= Data for this exercise =
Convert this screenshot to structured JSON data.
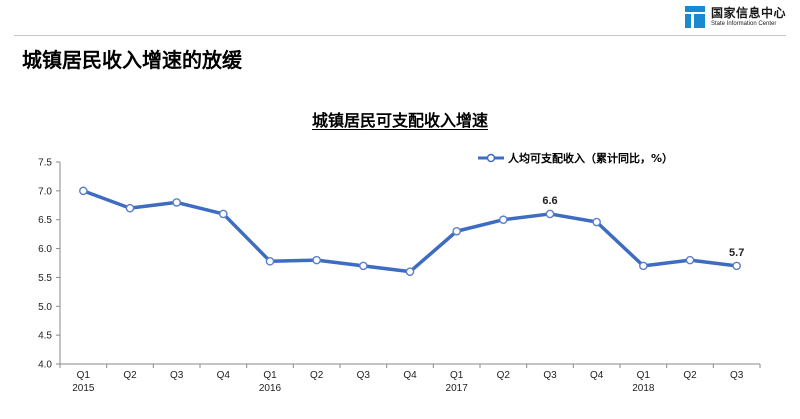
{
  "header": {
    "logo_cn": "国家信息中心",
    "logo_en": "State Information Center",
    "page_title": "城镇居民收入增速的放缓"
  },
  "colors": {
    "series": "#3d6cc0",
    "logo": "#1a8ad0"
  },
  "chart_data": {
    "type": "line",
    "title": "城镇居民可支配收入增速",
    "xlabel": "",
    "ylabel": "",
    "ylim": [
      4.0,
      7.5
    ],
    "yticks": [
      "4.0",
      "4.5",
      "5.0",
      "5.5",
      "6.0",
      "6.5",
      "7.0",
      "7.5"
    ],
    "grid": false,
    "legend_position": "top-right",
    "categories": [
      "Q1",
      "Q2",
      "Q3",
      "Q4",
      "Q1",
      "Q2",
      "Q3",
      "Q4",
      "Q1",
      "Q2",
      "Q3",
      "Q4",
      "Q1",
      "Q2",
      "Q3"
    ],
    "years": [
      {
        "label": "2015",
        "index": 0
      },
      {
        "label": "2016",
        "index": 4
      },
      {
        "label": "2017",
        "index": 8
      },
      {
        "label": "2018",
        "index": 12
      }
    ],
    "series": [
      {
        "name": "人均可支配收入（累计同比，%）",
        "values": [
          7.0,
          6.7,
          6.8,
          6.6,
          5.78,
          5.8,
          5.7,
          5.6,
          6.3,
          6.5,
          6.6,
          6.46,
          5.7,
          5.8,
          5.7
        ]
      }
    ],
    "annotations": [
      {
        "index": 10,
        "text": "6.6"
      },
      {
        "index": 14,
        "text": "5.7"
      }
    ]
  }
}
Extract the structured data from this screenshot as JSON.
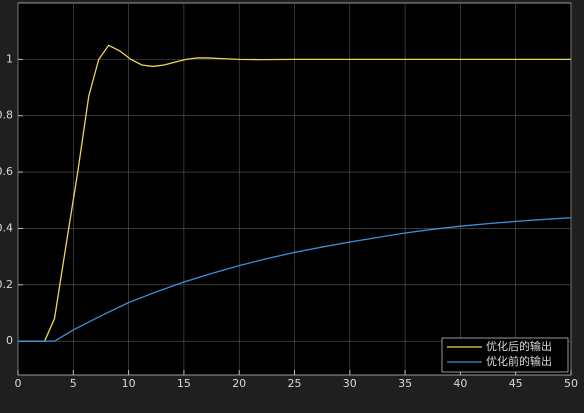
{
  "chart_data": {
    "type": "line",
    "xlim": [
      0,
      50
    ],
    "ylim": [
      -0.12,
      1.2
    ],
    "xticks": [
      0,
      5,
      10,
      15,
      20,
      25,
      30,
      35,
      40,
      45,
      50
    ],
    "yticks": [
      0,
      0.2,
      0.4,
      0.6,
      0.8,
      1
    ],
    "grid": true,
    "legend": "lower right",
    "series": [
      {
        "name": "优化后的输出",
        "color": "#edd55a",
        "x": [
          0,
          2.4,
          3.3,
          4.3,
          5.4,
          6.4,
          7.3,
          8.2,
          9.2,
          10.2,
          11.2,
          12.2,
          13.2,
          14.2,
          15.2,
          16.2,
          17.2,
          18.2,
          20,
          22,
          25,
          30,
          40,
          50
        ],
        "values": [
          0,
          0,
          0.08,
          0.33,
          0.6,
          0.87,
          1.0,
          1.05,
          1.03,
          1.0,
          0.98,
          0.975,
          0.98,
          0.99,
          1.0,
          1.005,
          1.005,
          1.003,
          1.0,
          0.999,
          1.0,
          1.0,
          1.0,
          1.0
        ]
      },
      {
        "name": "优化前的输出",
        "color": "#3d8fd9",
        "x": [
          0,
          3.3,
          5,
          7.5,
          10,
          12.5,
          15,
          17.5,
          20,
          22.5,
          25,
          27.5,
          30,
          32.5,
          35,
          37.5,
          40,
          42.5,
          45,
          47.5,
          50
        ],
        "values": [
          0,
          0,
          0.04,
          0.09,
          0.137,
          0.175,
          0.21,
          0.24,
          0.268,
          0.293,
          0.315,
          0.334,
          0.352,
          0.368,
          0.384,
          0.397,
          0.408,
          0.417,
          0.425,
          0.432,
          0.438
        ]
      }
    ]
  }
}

= Exercise aim =
Scan the lines for the string "right". Copy out each line that matches.

= Response to this task =
    "legend_position": "top-right",
    "legend": "lower right",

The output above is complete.